> Directions for this task
Reproduce the listing exactly and skip over any pictures.

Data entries
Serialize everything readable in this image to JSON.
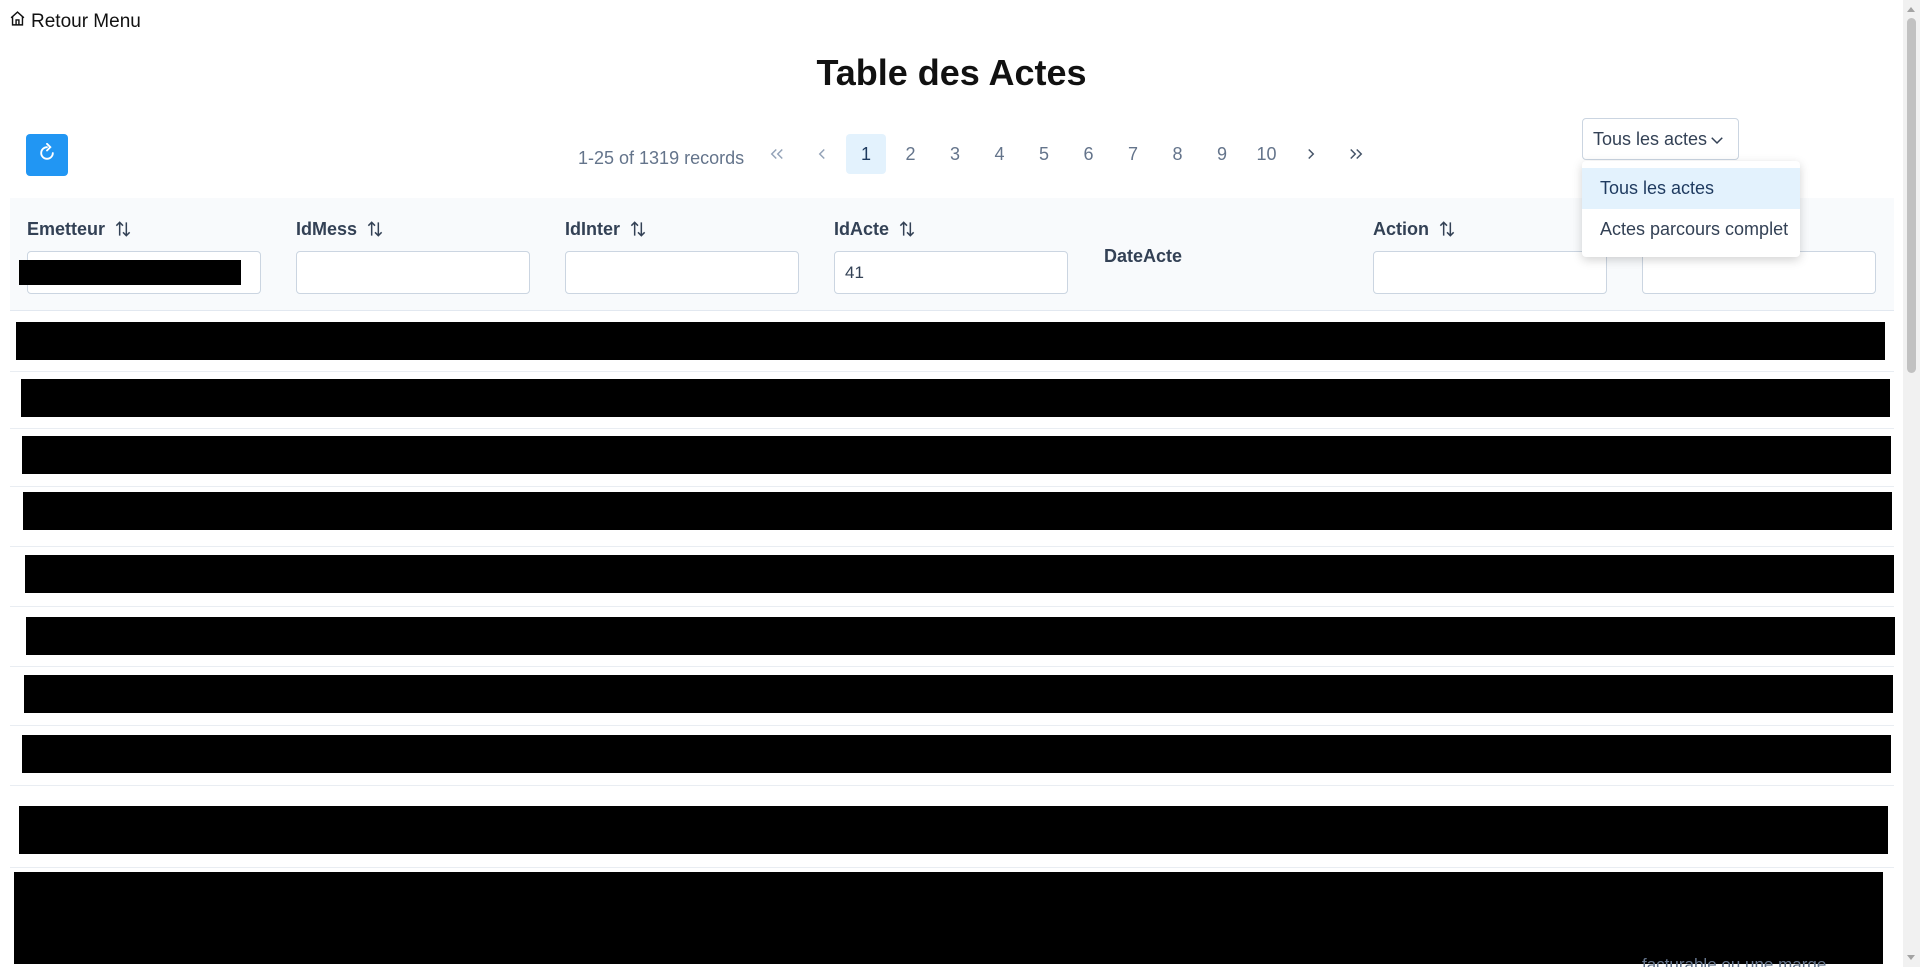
{
  "nav": {
    "back_label": "Retour Menu"
  },
  "page": {
    "title": "Table des Actes"
  },
  "toolbar": {
    "records": "1-25 of 1319 records"
  },
  "pagination": {
    "pages": [
      "1",
      "2",
      "3",
      "4",
      "5",
      "6",
      "7",
      "8",
      "9",
      "10"
    ],
    "current": "1"
  },
  "filter_select": {
    "selected": "Tous les actes",
    "options": [
      "Tous les actes",
      "Actes parcours complet"
    ]
  },
  "columns": [
    {
      "label": "Emetteur",
      "sortable": true,
      "filter_value": ""
    },
    {
      "label": "IdMess",
      "sortable": true,
      "filter_value": ""
    },
    {
      "label": "IdInter",
      "sortable": true,
      "filter_value": ""
    },
    {
      "label": "IdActe",
      "sortable": true,
      "filter_value": "41"
    },
    {
      "label": "DateActe",
      "sortable": false
    },
    {
      "label": "Action",
      "sortable": true,
      "filter_value": ""
    },
    {
      "label": "",
      "sortable": false,
      "filter_value": ""
    }
  ],
  "rows_redacted": 10,
  "bottom_partial_text": "facturable ou une marge",
  "colors": {
    "accent": "#2196f3",
    "selected_bg": "#e3f2fd",
    "header_bg": "#f8fafc"
  }
}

> Answer to this exercise
Serialize everything readable in this image to JSON.
{
  "nav": {
    "back_label": "Retour Menu"
  },
  "page": {
    "title": "Table des Actes"
  },
  "toolbar": {
    "records": "1-25 of 1319 records"
  },
  "pagination": {
    "pages": [
      "1",
      "2",
      "3",
      "4",
      "5",
      "6",
      "7",
      "8",
      "9",
      "10"
    ],
    "current": "1"
  },
  "filter_select": {
    "selected": "Tous les actes",
    "options": [
      "Tous les actes",
      "Actes parcours complet"
    ]
  },
  "columns": [
    {
      "label": "Emetteur",
      "sortable": true,
      "filter_value": ""
    },
    {
      "label": "IdMess",
      "sortable": true,
      "filter_value": ""
    },
    {
      "label": "IdInter",
      "sortable": true,
      "filter_value": ""
    },
    {
      "label": "IdActe",
      "sortable": true,
      "filter_value": "41"
    },
    {
      "label": "DateActe",
      "sortable": false
    },
    {
      "label": "Action",
      "sortable": true,
      "filter_value": ""
    },
    {
      "label": "",
      "sortable": false,
      "filter_value": ""
    }
  ],
  "rows_redacted": 10,
  "bottom_partial_text": "facturable ou une marge",
  "colors": {
    "accent": "#2196f3",
    "selected_bg": "#e3f2fd",
    "header_bg": "#f8fafc"
  }
}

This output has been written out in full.